• Work to complete
Within the records below, find each line that holds the string "series", then copy it.

Data extracted from a collection
────────────────────────────────────────

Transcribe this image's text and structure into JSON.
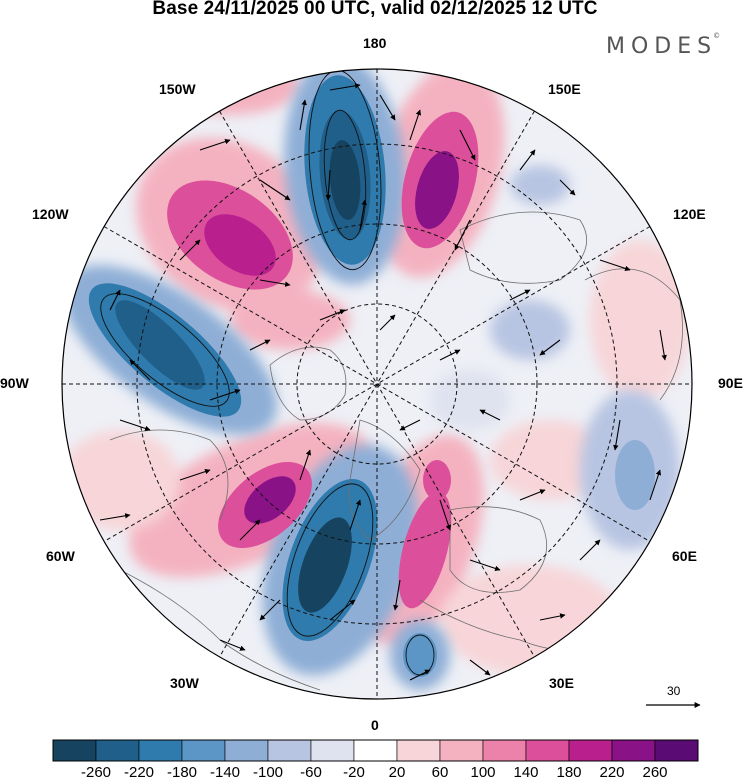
{
  "title": "Base 24/11/2025 00 UTC, valid 02/12/2025 12 UTC",
  "brand": "MODES",
  "brand_mark": "©",
  "map": {
    "longitude_labels": {
      "top": "180",
      "bottom": "0",
      "left": "90W",
      "right": "90E",
      "upper_left_1": "150W",
      "upper_left_2": "120W",
      "lower_left_1": "60W",
      "lower_left_2": "30W",
      "upper_right_1": "150E",
      "upper_right_2": "120E",
      "lower_right_1": "60E",
      "lower_right_2": "30E"
    },
    "vector_reference_label": "30"
  },
  "colorbar": {
    "ticks": [
      "-260",
      "-220",
      "-180",
      "-140",
      "-100",
      "-60",
      "-20",
      "20",
      "60",
      "100",
      "140",
      "180",
      "220",
      "260"
    ],
    "colors": [
      "#16435f",
      "#1f5f8a",
      "#2f7bad",
      "#5b96c6",
      "#8eaed6",
      "#b8c5e2",
      "#dfe2ef",
      "#ffffff",
      "#f7d5d8",
      "#f4b2c0",
      "#ec82aa",
      "#dc4f9a",
      "#b9208d",
      "#8a1287",
      "#5a0b74"
    ]
  },
  "colors": {
    "negative_strong": "#1f5f8a",
    "positive_strong": "#b9208d"
  }
}
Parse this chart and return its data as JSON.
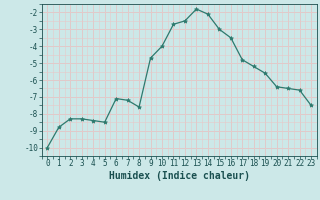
{
  "x": [
    0,
    1,
    2,
    3,
    4,
    5,
    6,
    7,
    8,
    9,
    10,
    11,
    12,
    13,
    14,
    15,
    16,
    17,
    18,
    19,
    20,
    21,
    22,
    23
  ],
  "y": [
    -10.0,
    -8.8,
    -8.3,
    -8.3,
    -8.4,
    -8.5,
    -7.1,
    -7.2,
    -7.6,
    -4.7,
    -4.0,
    -2.7,
    -2.5,
    -1.8,
    -2.1,
    -3.0,
    -3.5,
    -4.8,
    -5.2,
    -5.6,
    -6.4,
    -6.5,
    -6.6,
    -7.5
  ],
  "xlabel": "Humidex (Indice chaleur)",
  "xlim": [
    -0.5,
    23.5
  ],
  "ylim": [
    -10.5,
    -1.5
  ],
  "yticks": [
    -10,
    -9,
    -8,
    -7,
    -6,
    -5,
    -4,
    -3,
    -2
  ],
  "xticks": [
    0,
    1,
    2,
    3,
    4,
    5,
    6,
    7,
    8,
    9,
    10,
    11,
    12,
    13,
    14,
    15,
    16,
    17,
    18,
    19,
    20,
    21,
    22,
    23
  ],
  "line_color": "#2d7a6e",
  "marker": "*",
  "marker_size": 3,
  "bg_color": "#cce8e8",
  "major_grid_color": "#e8c8c8",
  "minor_grid_color": "#e8c8c8",
  "teal_grid_color": "#a8cece",
  "font_color": "#1a5050",
  "tick_fontsize": 5.5,
  "label_fontsize": 7.0
}
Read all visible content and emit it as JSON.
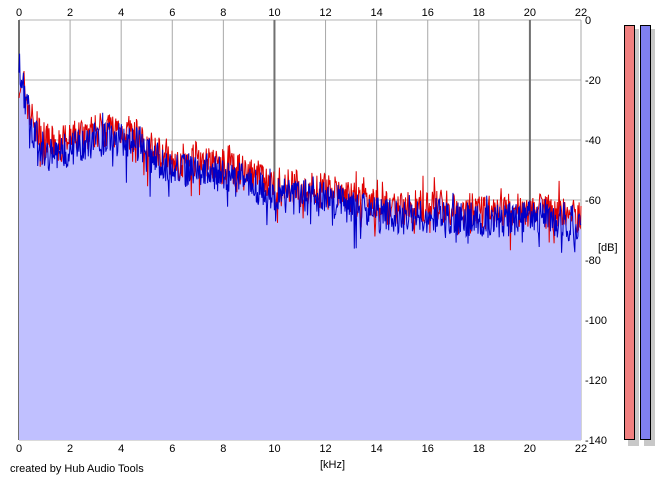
{
  "chart_data": {
    "type": "area",
    "title": "",
    "xlabel": "[kHz]",
    "ylabel": "[dB]",
    "xlim": [
      0,
      22
    ],
    "ylim": [
      -140,
      0
    ],
    "x_ticks": [
      "0",
      "2",
      "4",
      "6",
      "8",
      "10",
      "12",
      "14",
      "16",
      "18",
      "20",
      "22"
    ],
    "y_ticks": [
      "0",
      "-20",
      "-40",
      "-60",
      "-80",
      "-100",
      "-120",
      "-140"
    ],
    "grid": true,
    "legend": "none",
    "series": [
      {
        "color": "#e00000",
        "x": [
          0,
          0.1,
          0.2,
          0.4,
          0.6,
          1,
          1.5,
          2,
          2.5,
          3,
          3.5,
          4,
          4.5,
          5,
          5.5,
          6,
          6.5,
          7,
          7.5,
          8,
          8.5,
          9,
          9.5,
          10,
          11,
          12,
          13,
          14,
          15,
          16,
          17,
          18,
          19,
          20,
          21,
          22
        ],
        "values": [
          -20,
          -24,
          -22,
          -30,
          -35,
          -40,
          -42,
          -40,
          -38,
          -37,
          -36,
          -37,
          -38,
          -42,
          -44,
          -46,
          -47,
          -46,
          -47,
          -49,
          -50,
          -52,
          -53,
          -55,
          -56,
          -57,
          -59,
          -62,
          -63,
          -62,
          -63,
          -64,
          -64,
          -63,
          -64,
          -65
        ]
      },
      {
        "color": "#0000c8",
        "x": [
          0,
          0.1,
          0.2,
          0.4,
          0.6,
          1,
          1.5,
          2,
          2.5,
          3,
          3.5,
          4,
          4.5,
          5,
          5.5,
          6,
          6.5,
          7,
          7.5,
          8,
          8.5,
          9,
          9.5,
          10,
          11,
          12,
          13,
          14,
          15,
          16,
          17,
          18,
          19,
          20,
          21,
          22
        ],
        "values": [
          -14,
          -22,
          -24,
          -32,
          -38,
          -44,
          -45,
          -43,
          -41,
          -40,
          -39,
          -40,
          -41,
          -45,
          -47,
          -49,
          -50,
          -49,
          -50,
          -52,
          -53,
          -55,
          -56,
          -58,
          -59,
          -60,
          -62,
          -65,
          -66,
          -65,
          -66,
          -67,
          -67,
          -66,
          -67,
          -68
        ]
      }
    ],
    "fill_color": "#c0c0ff"
  },
  "level_meters": [
    {
      "color": "#f08080",
      "level": 1.0
    },
    {
      "color": "#8080f0",
      "level": 1.0
    }
  ],
  "footer": {
    "credit": "created by Hub Audio Tools"
  }
}
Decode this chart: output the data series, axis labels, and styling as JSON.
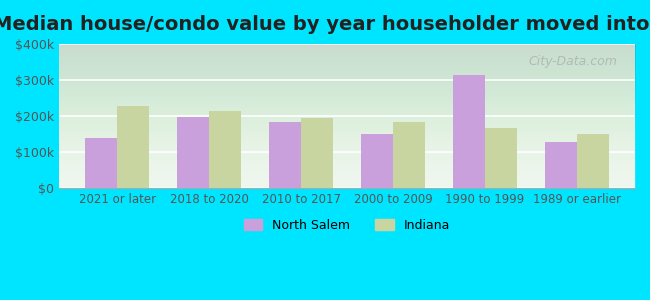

────────────────────────────────────────

• Full answer
    "series": [
Decode this chart: output the data series, axis labels, and styling as JSON.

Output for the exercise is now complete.